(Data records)
## Begin

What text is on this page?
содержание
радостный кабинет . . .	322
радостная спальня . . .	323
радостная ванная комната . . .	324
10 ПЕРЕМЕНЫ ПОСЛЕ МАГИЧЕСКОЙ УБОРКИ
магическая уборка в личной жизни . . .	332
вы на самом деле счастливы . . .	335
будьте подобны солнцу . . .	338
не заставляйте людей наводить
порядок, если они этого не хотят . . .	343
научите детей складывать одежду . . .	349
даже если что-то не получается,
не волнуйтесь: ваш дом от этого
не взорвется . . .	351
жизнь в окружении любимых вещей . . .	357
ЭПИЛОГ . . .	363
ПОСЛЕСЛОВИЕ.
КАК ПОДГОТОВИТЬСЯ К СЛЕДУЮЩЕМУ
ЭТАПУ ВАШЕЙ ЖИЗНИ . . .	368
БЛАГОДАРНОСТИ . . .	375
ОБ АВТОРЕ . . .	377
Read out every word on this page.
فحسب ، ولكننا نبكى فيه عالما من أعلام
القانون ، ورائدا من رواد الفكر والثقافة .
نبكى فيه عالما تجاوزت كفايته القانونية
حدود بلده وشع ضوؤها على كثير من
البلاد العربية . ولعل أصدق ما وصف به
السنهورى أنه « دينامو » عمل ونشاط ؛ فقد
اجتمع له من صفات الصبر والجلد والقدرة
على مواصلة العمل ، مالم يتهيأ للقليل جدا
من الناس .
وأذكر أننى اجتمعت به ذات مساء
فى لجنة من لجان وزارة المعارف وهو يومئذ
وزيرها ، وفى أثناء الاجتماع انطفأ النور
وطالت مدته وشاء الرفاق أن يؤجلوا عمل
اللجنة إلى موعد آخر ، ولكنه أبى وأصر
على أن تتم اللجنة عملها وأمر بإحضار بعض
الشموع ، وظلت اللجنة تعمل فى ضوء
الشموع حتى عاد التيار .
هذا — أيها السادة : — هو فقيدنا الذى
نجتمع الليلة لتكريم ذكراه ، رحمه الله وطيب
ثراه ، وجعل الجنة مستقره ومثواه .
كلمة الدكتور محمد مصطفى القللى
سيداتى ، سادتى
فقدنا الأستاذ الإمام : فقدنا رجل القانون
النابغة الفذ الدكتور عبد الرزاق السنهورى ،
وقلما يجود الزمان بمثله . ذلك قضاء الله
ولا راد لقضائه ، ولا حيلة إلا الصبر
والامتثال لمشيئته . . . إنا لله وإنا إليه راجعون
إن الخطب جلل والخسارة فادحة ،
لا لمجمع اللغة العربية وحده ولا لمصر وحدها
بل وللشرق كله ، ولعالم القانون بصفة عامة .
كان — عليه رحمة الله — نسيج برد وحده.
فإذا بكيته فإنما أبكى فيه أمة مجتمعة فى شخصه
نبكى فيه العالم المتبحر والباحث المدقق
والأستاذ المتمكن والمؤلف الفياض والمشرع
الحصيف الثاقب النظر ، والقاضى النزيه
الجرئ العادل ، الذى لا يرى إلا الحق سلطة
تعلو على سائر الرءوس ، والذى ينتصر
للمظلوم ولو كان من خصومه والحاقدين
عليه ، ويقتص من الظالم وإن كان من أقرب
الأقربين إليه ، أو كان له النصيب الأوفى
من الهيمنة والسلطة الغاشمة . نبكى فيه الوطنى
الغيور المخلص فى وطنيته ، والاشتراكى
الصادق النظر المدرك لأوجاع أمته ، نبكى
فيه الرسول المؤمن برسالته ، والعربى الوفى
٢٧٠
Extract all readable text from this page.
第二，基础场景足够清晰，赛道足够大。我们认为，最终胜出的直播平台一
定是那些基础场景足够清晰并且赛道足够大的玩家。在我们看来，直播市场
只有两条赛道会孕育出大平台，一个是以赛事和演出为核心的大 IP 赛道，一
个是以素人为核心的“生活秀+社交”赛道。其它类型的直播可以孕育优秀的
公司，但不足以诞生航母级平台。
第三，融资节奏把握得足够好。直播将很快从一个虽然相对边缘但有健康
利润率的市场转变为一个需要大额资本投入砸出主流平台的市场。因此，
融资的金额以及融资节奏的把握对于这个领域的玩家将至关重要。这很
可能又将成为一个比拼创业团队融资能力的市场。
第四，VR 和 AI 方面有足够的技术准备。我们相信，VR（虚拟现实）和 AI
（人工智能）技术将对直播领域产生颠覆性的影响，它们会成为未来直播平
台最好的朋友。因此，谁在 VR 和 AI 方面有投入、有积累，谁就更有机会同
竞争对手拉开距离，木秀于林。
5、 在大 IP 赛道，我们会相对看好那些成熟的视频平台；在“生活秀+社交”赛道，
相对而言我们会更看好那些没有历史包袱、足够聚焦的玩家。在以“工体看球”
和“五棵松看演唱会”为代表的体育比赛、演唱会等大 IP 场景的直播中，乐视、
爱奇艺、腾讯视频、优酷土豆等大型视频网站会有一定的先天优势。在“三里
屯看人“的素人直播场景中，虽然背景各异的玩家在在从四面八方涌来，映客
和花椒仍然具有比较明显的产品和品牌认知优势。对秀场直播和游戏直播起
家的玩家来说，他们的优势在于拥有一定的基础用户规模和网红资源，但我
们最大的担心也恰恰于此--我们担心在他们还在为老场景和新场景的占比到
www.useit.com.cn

## End

## Stated problem
Repeat the material above in full, exactly as it stands.

## Answer below
What text is on this page?
содержание
радостный кабинет . . .	322
радостная спальня . . .	323
радостная ванная комната . . .	324
10 ПЕРЕМЕНЫ ПОСЛЕ МАГИЧЕСКОЙ УБОРКИ
магическая уборка в личной жизни . . .	332
вы на самом деле счастливы . . .	335
будьте подобны солнцу . . .	338
не заставляйте людей наводить
порядок, если они этого не хотят . . .	343
научите детей складывать одежду . . .	349
даже если что-то не получается,
не волнуйтесь: ваш дом от этого
не взорвется . . .	351
жизнь в окружении любимых вещей . . .	357
ЭПИЛОГ . . .	363
ПОСЛЕСЛОВИЕ.
КАК ПОДГОТОВИТЬСЯ К СЛЕДУЮЩЕМУ
ЭТАПУ ВАШЕЙ ЖИЗНИ . . .	368
БЛАГОДАРНОСТИ . . .	375
ОБ АВТОРЕ . . .	377
Read out every word on this page.
فحسب ، ولكننا نبكى فيه عالما من أعلام
القانون ، ورائدا من رواد الفكر والثقافة .
نبكى فيه عالما تجاوزت كفايته القانونية
حدود بلده وشع ضوؤها على كثير من
البلاد العربية . ولعل أصدق ما وصف به
السنهورى أنه « دينامو » عمل ونشاط ؛ فقد
اجتمع له من صفات الصبر والجلد والقدرة
على مواصلة العمل ، مالم يتهيأ للقليل جدا
من الناس .
وأذكر أننى اجتمعت به ذات مساء
فى لجنة من لجان وزارة المعارف وهو يومئذ
وزيرها ، وفى أثناء الاجتماع انطفأ النور
وطالت مدته وشاء الرفاق أن يؤجلوا عمل
اللجنة إلى موعد آخر ، ولكنه أبى وأصر
على أن تتم اللجنة عملها وأمر بإحضار بعض
الشموع ، وظلت اللجنة تعمل فى ضوء
الشموع حتى عاد التيار .
هذا — أيها السادة : — هو فقيدنا الذى
نجتمع الليلة لتكريم ذكراه ، رحمه الله وطيب
ثراه ، وجعل الجنة مستقره ومثواه .
كلمة الدكتور محمد مصطفى القللى
سيداتى ، سادتى
فقدنا الأستاذ الإمام : فقدنا رجل القانون
النابغة الفذ الدكتور عبد الرزاق السنهورى ،
وقلما يجود الزمان بمثله . ذلك قضاء الله
ولا راد لقضائه ، ولا حيلة إلا الصبر
والامتثال لمشيئته . . . إنا لله وإنا إليه راجعون
إن الخطب جلل والخسارة فادحة ،
لا لمجمع اللغة العربية وحده ولا لمصر وحدها
بل وللشرق كله ، ولعالم القانون بصفة عامة .
كان — عليه رحمة الله — نسيج برد وحده.
فإذا بكيته فإنما أبكى فيه أمة مجتمعة فى شخصه
نبكى فيه العالم المتبحر والباحث المدقق
والأستاذ المتمكن والمؤلف الفياض والمشرع
الحصيف الثاقب النظر ، والقاضى النزيه
الجرئ العادل ، الذى لا يرى إلا الحق سلطة
تعلو على سائر الرءوس ، والذى ينتصر
للمظلوم ولو كان من خصومه والحاقدين
عليه ، ويقتص من الظالم وإن كان من أقرب
الأقربين إليه ، أو كان له النصيب الأوفى
من الهيمنة والسلطة الغاشمة . نبكى فيه الوطنى
الغيور المخلص فى وطنيته ، والاشتراكى
الصادق النظر المدرك لأوجاع أمته ، نبكى
فيه الرسول المؤمن برسالته ، والعربى الوفى
٢٧٠
Extract all readable text from this page.
第二，基础场景足够清晰，赛道足够大。我们认为，最终胜出的直播平台一
定是那些基础场景足够清晰并且赛道足够大的玩家。在我们看来，直播市场
只有两条赛道会孕育出大平台，一个是以赛事和演出为核心的大 IP 赛道，一
个是以素人为核心的“生活秀+社交”赛道。其它类型的直播可以孕育优秀的
公司，但不足以诞生航母级平台。
第三，融资节奏把握得足够好。直播将很快从一个虽然相对边缘但有健康
利润率的市场转变为一个需要大额资本投入砸出主流平台的市场。因此，
融资的金额以及融资节奏的把握对于这个领域的玩家将至关重要。这很
可能又将成为一个比拼创业团队融资能力的市场。
第四，VR 和 AI 方面有足够的技术准备。我们相信，VR（虚拟现实）和 AI
（人工智能）技术将对直播领域产生颠覆性的影响，它们会成为未来直播平
台最好的朋友。因此，谁在 VR 和 AI 方面有投入、有积累，谁就更有机会同
竞争对手拉开距离，木秀于林。
5、 在大 IP 赛道，我们会相对看好那些成熟的视频平台；在“生活秀+社交”赛道，
相对而言我们会更看好那些没有历史包袱、足够聚焦的玩家。在以“工体看球”
和“五棵松看演唱会”为代表的体育比赛、演唱会等大 IP 场景的直播中，乐视、
爱奇艺、腾讯视频、优酷土豆等大型视频网站会有一定的先天优势。在“三里
屯看人“的素人直播场景中，虽然背景各异的玩家在在从四面八方涌来，映客
和花椒仍然具有比较明显的产品和品牌认知优势。对秀场直播和游戏直播起
家的玩家来说，他们的优势在于拥有一定的基础用户规模和网红资源，但我
们最大的担心也恰恰于此--我们担心在他们还在为老场景和新场景的占比到
www.useit.com.cn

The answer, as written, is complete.